WHAT YOU WILL DO: Skip all pictures, then print the remaining material exactly.

RECORDS FOR THE TASK:
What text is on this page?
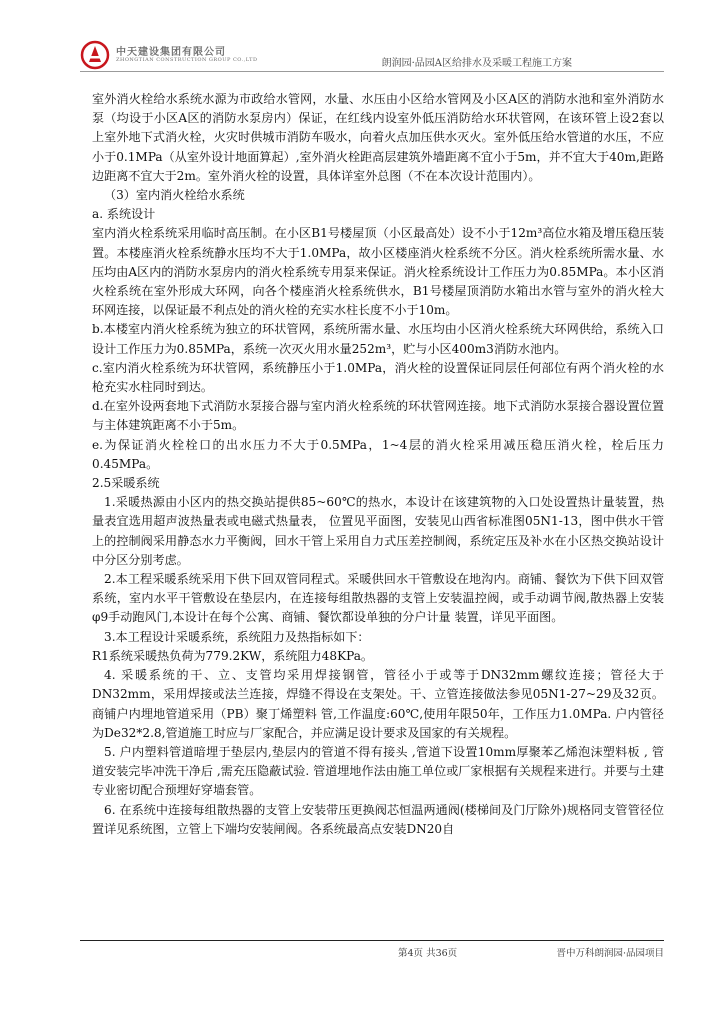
中天建设集团有限公司
ZHONGTIAN CONSTRUCTION GROUP CO.,LTD	朗润园·品园A区给排水及采暖工程施工方案

室外消火栓给水系统水源为市政给水管网，水量、水压由小区给水管网及小区A区的消防水池和室外消防水泵（均设于小区A区的消防水泵房内）保证，在红线内设室外低压消防给水环状管网，在该环管上设2套以上室外地下式消火栓，火灾时供城市消防车吸水，向着火点加压供水灭火。室外低压给水管道的水压，不应小于0.1MPa（从室外设计地面算起）,室外消火栓距高层建筑外墙距离不宜小于5m，并不宜大于40m,距路边距离不宜大于2m。室外消火栓的设置，具体详室外总图（不在本次设计范围内）。

（3）室内消火栓给水系统

a. 系统设计

室内消火栓系统采用临时高压制。在小区B1号楼屋顶（小区最高处）设不小于12m³高位水箱及增压稳压装置。本楼座消火栓系统静水压均不大于1.0MPa，故小区楼座消火栓系统不分区。消火栓系统所需水量、水压均由A区内的消防水泵房内的消火栓系统专用泵来保证。消火栓系统设计工作压力为0.85MPa。本小区消火栓系统在室外形成大环网，向各个楼座消火栓系统供水，B1号楼屋顶消防水箱出水管与室外的消火栓大环网连接，以保证最不利点处的消火栓的充实水柱长度不小于10m。

b.本楼室内消火栓系统为独立的环状管网，系统所需水量、水压均由小区消火栓系统大环网供给，系统入口设计工作压力为0.85MPa，系统一次灭火用水量252m³，贮与小区400m3消防水池内。

c.室内消火栓系统为环状管网，系统静压小于1.0MPa，消火栓的设置保证同层任何部位有两个消火栓的水枪充实水柱同时到达。

d.在室外设两套地下式消防水泵接合器与室内消火栓系统的环状管网连接。地下式消防水泵接合器设置位置与主体建筑距离不小于5m。

e.为保证消火栓栓口的出水压力不大于0.5MPa，1~4层的消火栓采用减压稳压消火栓，栓后压力0.45MPa。

2.5采暖系统

1.采暖热源由小区内的热交换站提供85~60℃的热水，本设计在该建筑物的入口处设置热计量装置，热量表宜选用超声波热量表或电磁式热量表， 位置见平面图，安装见山西省标准图05N1-13，图中供水干管上的控制阀采用静态水力平衡阀，回水干管上采用自力式压差控制阀，系统定压及补水在小区热交换站设计中分区分别考虑。

2.本工程采暖系统采用下供下回双管同程式。采暖供回水干管敷设在地沟内。商铺、餐饮为下供下回双管系统，室内水平干管敷设在垫层内，在连接每组散热器的支管上安装温控阀，或手动调节阀,散热器上安装φ9手动跑风门,本设计在每个公寓、商铺、餐饮都设单独的分户计量 装置，详见平面图。

3.本工程设计采暖系统，系统阻力及热指标如下：

R1系统采暖热负荷为779.2KW，系统阻力48KPa。

4. 采暖系统的干、立、支管均采用焊接钢管，管径小于或等于DN32mm螺纹连接；管径大于DN32mm，采用焊接或法兰连接，焊缝不得设在支架处。干、立管连接做法参见05N1-27~29及32页。商铺户内埋地管道采用（PB）聚丁烯塑料 管,工作温度:60℃,使用年限50年，工作压力1.0MPa. 户内管径为De32*2.8,管道施工时应与厂家配合，并应满足设计要求及国家的有关规程。

5. 户内塑料管道暗埋于垫层内,垫层内的管道不得有接头 ,管道下设置10mm厚聚苯乙烯泡沫塑料板 , 管道安装完毕冲洗干净后 ,需充压隐蔽试验. 管道埋地作法由施工单位或厂家根据有关规程来进行。并要与土建专业密切配合预埋好穿墙套管。

6. 在系统中连接每组散热器的支管上安装带压更换阀芯恒温两通阀(楼梯间及门厅除外)规格同支管管径位置详见系统图，立管上下端均安装闸阀。各系统最高点安装DN20自

第4页 共36页	晋中万科朗润园·品园项目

CORRECT ANSWER:
What text is on this page?
中天建设集团有限公司
ZHONGTIAN CONSTRUCTION GROUP CO.,LTD	朗润园·品园A区给排水及采暖工程施工方案

室外消火栓给水系统水源为市政给水管网，水量、水压由小区给水管网及小区A区的消防水池和室外消防水泵（均设于小区A区的消防水泵房内）保证，在红线内设室外低压消防给水环状管网，在该环管上设2套以上室外地下式消火栓，火灾时供城市消防车吸水，向着火点加压供水灭火。室外低压给水管道的水压，不应小于0.1MPa（从室外设计地面算起）,室外消火栓距高层建筑外墙距离不宜小于5m，并不宜大于40m,距路边距离不宜大于2m。室外消火栓的设置，具体详室外总图（不在本次设计范围内）。

（3）室内消火栓给水系统

a. 系统设计

室内消火栓系统采用临时高压制。在小区B1号楼屋顶（小区最高处）设不小于12m³高位水箱及增压稳压装置。本楼座消火栓系统静水压均不大于1.0MPa，故小区楼座消火栓系统不分区。消火栓系统所需水量、水压均由A区内的消防水泵房内的消火栓系统专用泵来保证。消火栓系统设计工作压力为0.85MPa。本小区消火栓系统在室外形成大环网，向各个楼座消火栓系统供水，B1号楼屋顶消防水箱出水管与室外的消火栓大环网连接，以保证最不利点处的消火栓的充实水柱长度不小于10m。

b.本楼室内消火栓系统为独立的环状管网，系统所需水量、水压均由小区消火栓系统大环网供给，系统入口设计工作压力为0.85MPa，系统一次灭火用水量252m³，贮与小区400m3消防水池内。

c.室内消火栓系统为环状管网，系统静压小于1.0MPa，消火栓的设置保证同层任何部位有两个消火栓的水枪充实水柱同时到达。

d.在室外设两套地下式消防水泵接合器与室内消火栓系统的环状管网连接。地下式消防水泵接合器设置位置与主体建筑距离不小于5m。

e.为保证消火栓栓口的出水压力不大于0.5MPa，1~4层的消火栓采用减压稳压消火栓，栓后压力0.45MPa。

2.5采暖系统

1.采暖热源由小区内的热交换站提供85~60℃的热水，本设计在该建筑物的入口处设置热计量装置，热量表宜选用超声波热量表或电磁式热量表， 位置见平面图，安装见山西省标准图05N1-13，图中供水干管上的控制阀采用静态水力平衡阀，回水干管上采用自力式压差控制阀，系统定压及补水在小区热交换站设计中分区分别考虑。

2.本工程采暖系统采用下供下回双管同程式。采暖供回水干管敷设在地沟内。商铺、餐饮为下供下回双管系统，室内水平干管敷设在垫层内，在连接每组散热器的支管上安装温控阀，或手动调节阀,散热器上安装φ9手动跑风门,本设计在每个公寓、商铺、餐饮都设单独的分户计量 装置，详见平面图。

3.本工程设计采暖系统，系统阻力及热指标如下：

R1系统采暖热负荷为779.2KW，系统阻力48KPa。

4. 采暖系统的干、立、支管均采用焊接钢管，管径小于或等于DN32mm螺纹连接；管径大于DN32mm，采用焊接或法兰连接，焊缝不得设在支架处。干、立管连接做法参见05N1-27~29及32页。商铺户内埋地管道采用（PB）聚丁烯塑料 管,工作温度:60℃,使用年限50年，工作压力1.0MPa. 户内管径为De32*2.8,管道施工时应与厂家配合，并应满足设计要求及国家的有关规程。

5. 户内塑料管道暗埋于垫层内,垫层内的管道不得有接头 ,管道下设置10mm厚聚苯乙烯泡沫塑料板 , 管道安装完毕冲洗干净后 ,需充压隐蔽试验. 管道埋地作法由施工单位或厂家根据有关规程来进行。并要与土建专业密切配合预埋好穿墙套管。

6. 在系统中连接每组散热器的支管上安装带压更换阀芯恒温两通阀(楼梯间及门厅除外)规格同支管管径位置详见系统图，立管上下端均安装闸阀。各系统最高点安装DN20自

第4页 共36页	晋中万科朗润园·品园项目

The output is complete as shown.